» Stated goal: Set down, in full, every record in the block.

*** Provided material

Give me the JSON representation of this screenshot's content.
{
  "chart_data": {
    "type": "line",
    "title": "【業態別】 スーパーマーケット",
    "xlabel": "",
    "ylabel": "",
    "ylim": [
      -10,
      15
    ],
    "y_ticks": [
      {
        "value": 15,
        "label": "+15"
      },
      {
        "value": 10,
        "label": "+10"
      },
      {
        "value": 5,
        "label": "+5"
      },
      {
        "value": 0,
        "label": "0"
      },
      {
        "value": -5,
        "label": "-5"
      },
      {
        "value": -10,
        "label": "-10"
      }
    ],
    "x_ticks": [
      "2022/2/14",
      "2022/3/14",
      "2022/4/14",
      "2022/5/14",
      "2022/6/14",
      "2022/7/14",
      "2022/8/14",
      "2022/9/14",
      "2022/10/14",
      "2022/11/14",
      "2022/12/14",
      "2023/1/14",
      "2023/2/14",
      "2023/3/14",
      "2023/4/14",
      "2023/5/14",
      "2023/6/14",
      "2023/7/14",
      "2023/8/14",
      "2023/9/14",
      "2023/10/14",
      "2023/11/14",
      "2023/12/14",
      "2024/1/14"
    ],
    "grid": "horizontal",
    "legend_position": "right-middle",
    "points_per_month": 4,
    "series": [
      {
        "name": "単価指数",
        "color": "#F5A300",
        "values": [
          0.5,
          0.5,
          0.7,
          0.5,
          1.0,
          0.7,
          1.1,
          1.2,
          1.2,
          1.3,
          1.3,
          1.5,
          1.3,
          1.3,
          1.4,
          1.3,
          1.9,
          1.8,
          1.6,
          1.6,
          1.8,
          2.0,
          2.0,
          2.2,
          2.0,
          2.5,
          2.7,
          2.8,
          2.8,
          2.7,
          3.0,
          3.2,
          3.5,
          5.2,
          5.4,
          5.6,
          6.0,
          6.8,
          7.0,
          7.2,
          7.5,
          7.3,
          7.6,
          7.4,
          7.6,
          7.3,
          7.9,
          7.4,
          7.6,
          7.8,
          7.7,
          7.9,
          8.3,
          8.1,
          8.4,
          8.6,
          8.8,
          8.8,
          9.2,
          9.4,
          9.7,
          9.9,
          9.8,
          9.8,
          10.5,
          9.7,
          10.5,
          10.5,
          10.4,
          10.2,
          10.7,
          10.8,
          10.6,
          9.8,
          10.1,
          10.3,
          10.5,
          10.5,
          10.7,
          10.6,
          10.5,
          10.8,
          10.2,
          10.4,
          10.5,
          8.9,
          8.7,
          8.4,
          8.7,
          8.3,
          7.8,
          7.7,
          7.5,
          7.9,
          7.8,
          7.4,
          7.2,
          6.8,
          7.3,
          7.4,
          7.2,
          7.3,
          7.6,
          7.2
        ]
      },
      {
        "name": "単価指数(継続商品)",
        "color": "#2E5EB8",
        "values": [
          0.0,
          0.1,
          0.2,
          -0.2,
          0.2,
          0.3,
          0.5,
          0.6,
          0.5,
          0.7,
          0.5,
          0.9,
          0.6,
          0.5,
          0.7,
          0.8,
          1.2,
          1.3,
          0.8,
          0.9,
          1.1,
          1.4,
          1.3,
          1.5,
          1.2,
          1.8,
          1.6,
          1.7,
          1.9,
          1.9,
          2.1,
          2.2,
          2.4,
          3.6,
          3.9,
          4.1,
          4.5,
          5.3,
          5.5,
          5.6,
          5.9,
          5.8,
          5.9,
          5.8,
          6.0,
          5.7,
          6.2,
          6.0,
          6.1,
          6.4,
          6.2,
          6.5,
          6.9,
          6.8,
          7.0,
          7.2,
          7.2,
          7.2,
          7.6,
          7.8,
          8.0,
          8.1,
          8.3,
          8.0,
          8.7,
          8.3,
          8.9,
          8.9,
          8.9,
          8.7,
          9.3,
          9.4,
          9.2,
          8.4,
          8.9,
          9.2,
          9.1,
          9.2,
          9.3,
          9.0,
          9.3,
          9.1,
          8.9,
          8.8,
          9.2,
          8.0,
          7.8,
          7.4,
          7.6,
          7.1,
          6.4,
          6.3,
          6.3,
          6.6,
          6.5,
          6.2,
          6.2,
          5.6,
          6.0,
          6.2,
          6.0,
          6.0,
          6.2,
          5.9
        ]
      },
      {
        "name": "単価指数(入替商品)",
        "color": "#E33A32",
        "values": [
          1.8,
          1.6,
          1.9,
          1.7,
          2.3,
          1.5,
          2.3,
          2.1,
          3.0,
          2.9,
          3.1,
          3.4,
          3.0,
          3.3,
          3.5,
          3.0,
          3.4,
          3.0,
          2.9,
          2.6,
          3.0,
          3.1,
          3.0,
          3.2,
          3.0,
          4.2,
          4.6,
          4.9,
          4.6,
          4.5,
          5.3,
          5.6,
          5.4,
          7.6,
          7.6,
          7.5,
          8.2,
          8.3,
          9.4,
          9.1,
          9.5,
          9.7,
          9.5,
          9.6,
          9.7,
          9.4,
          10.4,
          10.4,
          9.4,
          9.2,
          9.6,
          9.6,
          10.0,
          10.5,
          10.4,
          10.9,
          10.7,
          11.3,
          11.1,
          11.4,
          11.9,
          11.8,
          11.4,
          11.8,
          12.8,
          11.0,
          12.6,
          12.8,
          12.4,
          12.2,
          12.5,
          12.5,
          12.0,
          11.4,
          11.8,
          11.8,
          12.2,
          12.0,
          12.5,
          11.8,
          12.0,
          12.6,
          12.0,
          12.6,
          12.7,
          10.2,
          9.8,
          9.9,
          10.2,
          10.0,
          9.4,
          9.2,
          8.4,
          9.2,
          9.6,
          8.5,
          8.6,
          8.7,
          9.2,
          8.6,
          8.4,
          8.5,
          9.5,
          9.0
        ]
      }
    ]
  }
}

******

» Reply to the task:
Give me the JSON representation of this screenshot's content.
{
  "chart_data": {
    "type": "line",
    "title": "【業態別】 スーパーマーケット",
    "xlabel": "",
    "ylabel": "",
    "ylim": [
      -10,
      15
    ],
    "y_ticks": [
      {
        "value": 15,
        "label": "+15"
      },
      {
        "value": 10,
        "label": "+10"
      },
      {
        "value": 5,
        "label": "+5"
      },
      {
        "value": 0,
        "label": "0"
      },
      {
        "value": -5,
        "label": "-5"
      },
      {
        "value": -10,
        "label": "-10"
      }
    ],
    "x_ticks": [
      "2022/2/14",
      "2022/3/14",
      "2022/4/14",
      "2022/5/14",
      "2022/6/14",
      "2022/7/14",
      "2022/8/14",
      "2022/9/14",
      "2022/10/14",
      "2022/11/14",
      "2022/12/14",
      "2023/1/14",
      "2023/2/14",
      "2023/3/14",
      "2023/4/14",
      "2023/5/14",
      "2023/6/14",
      "2023/7/14",
      "2023/8/14",
      "2023/9/14",
      "2023/10/14",
      "2023/11/14",
      "2023/12/14",
      "2024/1/14"
    ],
    "grid": "horizontal",
    "legend_position": "right-middle",
    "points_per_month": 4,
    "series": [
      {
        "name": "単価指数",
        "color": "#F5A300",
        "values": [
          0.5,
          0.5,
          0.7,
          0.5,
          1.0,
          0.7,
          1.1,
          1.2,
          1.2,
          1.3,
          1.3,
          1.5,
          1.3,
          1.3,
          1.4,
          1.3,
          1.9,
          1.8,
          1.6,
          1.6,
          1.8,
          2.0,
          2.0,
          2.2,
          2.0,
          2.5,
          2.7,
          2.8,
          2.8,
          2.7,
          3.0,
          3.2,
          3.5,
          5.2,
          5.4,
          5.6,
          6.0,
          6.8,
          7.0,
          7.2,
          7.5,
          7.3,
          7.6,
          7.4,
          7.6,
          7.3,
          7.9,
          7.4,
          7.6,
          7.8,
          7.7,
          7.9,
          8.3,
          8.1,
          8.4,
          8.6,
          8.8,
          8.8,
          9.2,
          9.4,
          9.7,
          9.9,
          9.8,
          9.8,
          10.5,
          9.7,
          10.5,
          10.5,
          10.4,
          10.2,
          10.7,
          10.8,
          10.6,
          9.8,
          10.1,
          10.3,
          10.5,
          10.5,
          10.7,
          10.6,
          10.5,
          10.8,
          10.2,
          10.4,
          10.5,
          8.9,
          8.7,
          8.4,
          8.7,
          8.3,
          7.8,
          7.7,
          7.5,
          7.9,
          7.8,
          7.4,
          7.2,
          6.8,
          7.3,
          7.4,
          7.2,
          7.3,
          7.6,
          7.2
        ]
      },
      {
        "name": "単価指数(継続商品)",
        "color": "#2E5EB8",
        "values": [
          0.0,
          0.1,
          0.2,
          -0.2,
          0.2,
          0.3,
          0.5,
          0.6,
          0.5,
          0.7,
          0.5,
          0.9,
          0.6,
          0.5,
          0.7,
          0.8,
          1.2,
          1.3,
          0.8,
          0.9,
          1.1,
          1.4,
          1.3,
          1.5,
          1.2,
          1.8,
          1.6,
          1.7,
          1.9,
          1.9,
          2.1,
          2.2,
          2.4,
          3.6,
          3.9,
          4.1,
          4.5,
          5.3,
          5.5,
          5.6,
          5.9,
          5.8,
          5.9,
          5.8,
          6.0,
          5.7,
          6.2,
          6.0,
          6.1,
          6.4,
          6.2,
          6.5,
          6.9,
          6.8,
          7.0,
          7.2,
          7.2,
          7.2,
          7.6,
          7.8,
          8.0,
          8.1,
          8.3,
          8.0,
          8.7,
          8.3,
          8.9,
          8.9,
          8.9,
          8.7,
          9.3,
          9.4,
          9.2,
          8.4,
          8.9,
          9.2,
          9.1,
          9.2,
          9.3,
          9.0,
          9.3,
          9.1,
          8.9,
          8.8,
          9.2,
          8.0,
          7.8,
          7.4,
          7.6,
          7.1,
          6.4,
          6.3,
          6.3,
          6.6,
          6.5,
          6.2,
          6.2,
          5.6,
          6.0,
          6.2,
          6.0,
          6.0,
          6.2,
          5.9
        ]
      },
      {
        "name": "単価指数(入替商品)",
        "color": "#E33A32",
        "values": [
          1.8,
          1.6,
          1.9,
          1.7,
          2.3,
          1.5,
          2.3,
          2.1,
          3.0,
          2.9,
          3.1,
          3.4,
          3.0,
          3.3,
          3.5,
          3.0,
          3.4,
          3.0,
          2.9,
          2.6,
          3.0,
          3.1,
          3.0,
          3.2,
          3.0,
          4.2,
          4.6,
          4.9,
          4.6,
          4.5,
          5.3,
          5.6,
          5.4,
          7.6,
          7.6,
          7.5,
          8.2,
          8.3,
          9.4,
          9.1,
          9.5,
          9.7,
          9.5,
          9.6,
          9.7,
          9.4,
          10.4,
          10.4,
          9.4,
          9.2,
          9.6,
          9.6,
          10.0,
          10.5,
          10.4,
          10.9,
          10.7,
          11.3,
          11.1,
          11.4,
          11.9,
          11.8,
          11.4,
          11.8,
          12.8,
          11.0,
          12.6,
          12.8,
          12.4,
          12.2,
          12.5,
          12.5,
          12.0,
          11.4,
          11.8,
          11.8,
          12.2,
          12.0,
          12.5,
          11.8,
          12.0,
          12.6,
          12.0,
          12.6,
          12.7,
          10.2,
          9.8,
          9.9,
          10.2,
          10.0,
          9.4,
          9.2,
          8.4,
          9.2,
          9.6,
          8.5,
          8.6,
          8.7,
          9.2,
          8.6,
          8.4,
          8.5,
          9.5,
          9.0
        ]
      }
    ]
  }
}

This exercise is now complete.